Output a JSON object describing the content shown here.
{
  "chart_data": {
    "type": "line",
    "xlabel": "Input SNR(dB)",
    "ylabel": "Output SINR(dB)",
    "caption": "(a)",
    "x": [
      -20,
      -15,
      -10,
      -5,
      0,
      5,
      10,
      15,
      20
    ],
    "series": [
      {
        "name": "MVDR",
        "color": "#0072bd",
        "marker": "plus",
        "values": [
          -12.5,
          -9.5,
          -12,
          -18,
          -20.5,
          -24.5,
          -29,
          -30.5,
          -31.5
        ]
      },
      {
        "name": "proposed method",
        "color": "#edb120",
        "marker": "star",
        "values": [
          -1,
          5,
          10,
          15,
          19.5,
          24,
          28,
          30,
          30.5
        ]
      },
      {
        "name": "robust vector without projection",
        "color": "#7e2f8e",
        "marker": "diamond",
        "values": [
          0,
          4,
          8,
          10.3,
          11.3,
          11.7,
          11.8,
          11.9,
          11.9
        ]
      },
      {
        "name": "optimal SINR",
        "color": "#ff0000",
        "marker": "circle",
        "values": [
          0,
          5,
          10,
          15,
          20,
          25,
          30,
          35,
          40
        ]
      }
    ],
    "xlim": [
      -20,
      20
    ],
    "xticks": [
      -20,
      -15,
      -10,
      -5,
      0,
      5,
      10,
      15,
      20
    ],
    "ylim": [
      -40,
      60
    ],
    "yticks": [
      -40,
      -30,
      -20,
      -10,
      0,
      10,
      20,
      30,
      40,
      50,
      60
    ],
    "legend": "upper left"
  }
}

^^^^^^^^^^^^^^^^

**Task directions:** Using the listing above, gather each line that holds the string "name" and copy it.

**Final result:**
        "name": "MVDR",
        "name": "proposed method",
        "name": "robust vector without projection",
        "name": "optimal SINR",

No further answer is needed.